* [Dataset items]
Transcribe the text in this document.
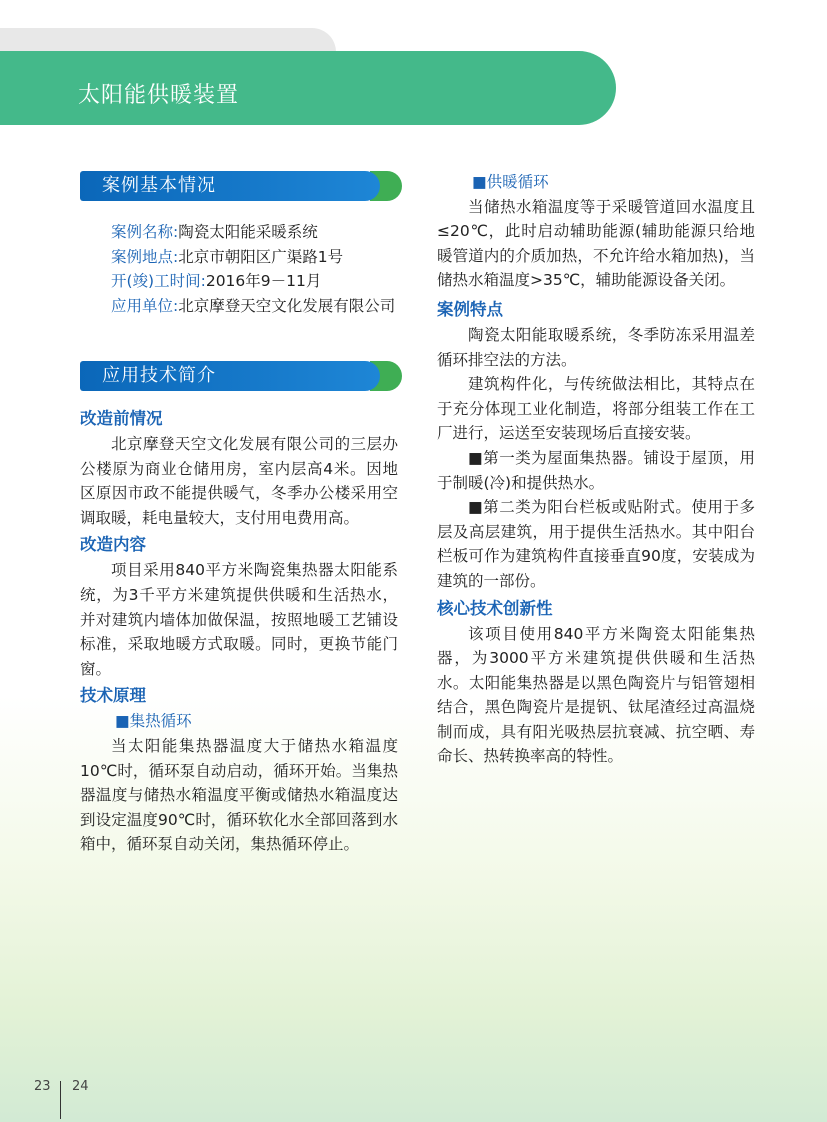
太阳能供暖装置
案例基本情况

案例名称:陶瓷太阳能采暖系统

案例地点:北京市朝阳区广渠路1号

开(竣)工时间:2016年9－11月

应用单位:北京摩登天空文化发展有限公司

应用技术简介

改造前情况

北京摩登天空文化发展有限公司的三层办公楼原为商业仓储用房，室内层高4米。因地区原因市政不能提供暖气，冬季办公楼采用空调取暖，耗电量较大，支付用电费用高。

改造内容

项目采用840平方米陶瓷集热器太阳能系统，为3千平方米建筑提供供暖和生活热水，并对建筑内墙体加做保温，按照地暖工艺铺设标准，采取地暖方式取暖。同时，更换节能门窗。

技术原理

■集热循环

当太阳能集热器温度大于储热水箱温度10℃时，循环泵自动启动，循环开始。当集热器温度与储热水箱温度平衡或储热水箱温度达到设定温度90℃时，循环软化水全部回落到水箱中，循环泵自动关闭，集热循环停止。

■供暖循环

当储热水箱温度等于采暖管道回水温度且≤20℃，此时启动辅助能源(辅助能源只给地暖管道内的介质加热，不允许给水箱加热)，当储热水箱温度>35℃，辅助能源设备关闭。

案例特点

陶瓷太阳能取暖系统，冬季防冻采用温差循环排空法的方法。

建筑构件化，与传统做法相比，其特点在于充分体现工业化制造，将部分组装工作在工厂进行，运送至安装现场后直接安装。

■第一类为屋面集热器。铺设于屋顶，用于制暖(冷)和提供热水。

■第二类为阳台栏板或贴附式。使用于多层及高层建筑，用于提供生活热水。其中阳台栏板可作为建筑构件直接垂直90度，安装成为建筑的一部份。

核心技术创新性

该项目使用840平方米陶瓷太阳能集热器，为3000平方米建筑提供供暖和生活热水。太阳能集热器是以黑色陶瓷片与铝管翅相结合，黑色陶瓷片是提钒、钛尾渣经过高温烧制而成，具有阳光吸热层抗衰减、抗空晒、寿命长、热转换率高的特性。

23 24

* [PROBLEM DETAILS] Omit each picture, then return all of the listing exactly as it stands.

* [CORRECT RESULT]
Transcribe the text in this document.
太阳能供暖装置
案例基本情况

案例名称:陶瓷太阳能采暖系统

案例地点:北京市朝阳区广渠路1号

开(竣)工时间:2016年9－11月

应用单位:北京摩登天空文化发展有限公司

应用技术简介

改造前情况

北京摩登天空文化发展有限公司的三层办公楼原为商业仓储用房，室内层高4米。因地区原因市政不能提供暖气，冬季办公楼采用空调取暖，耗电量较大，支付用电费用高。

改造内容

项目采用840平方米陶瓷集热器太阳能系统，为3千平方米建筑提供供暖和生活热水，并对建筑内墙体加做保温，按照地暖工艺铺设标准，采取地暖方式取暖。同时，更换节能门窗。

技术原理

■集热循环

当太阳能集热器温度大于储热水箱温度10℃时，循环泵自动启动，循环开始。当集热器温度与储热水箱温度平衡或储热水箱温度达到设定温度90℃时，循环软化水全部回落到水箱中，循环泵自动关闭，集热循环停止。

■供暖循环

当储热水箱温度等于采暖管道回水温度且≤20℃，此时启动辅助能源(辅助能源只给地暖管道内的介质加热，不允许给水箱加热)，当储热水箱温度>35℃，辅助能源设备关闭。

案例特点

陶瓷太阳能取暖系统，冬季防冻采用温差循环排空法的方法。

建筑构件化，与传统做法相比，其特点在于充分体现工业化制造，将部分组装工作在工厂进行，运送至安装现场后直接安装。

■第一类为屋面集热器。铺设于屋顶，用于制暖(冷)和提供热水。

■第二类为阳台栏板或贴附式。使用于多层及高层建筑，用于提供生活热水。其中阳台栏板可作为建筑构件直接垂直90度，安装成为建筑的一部份。

核心技术创新性

该项目使用840平方米陶瓷太阳能集热器，为3000平方米建筑提供供暖和生活热水。太阳能集热器是以黑色陶瓷片与铝管翅相结合，黑色陶瓷片是提钒、钛尾渣经过高温烧制而成，具有阳光吸热层抗衰减、抗空晒、寿命长、热转换率高的特性。

23 24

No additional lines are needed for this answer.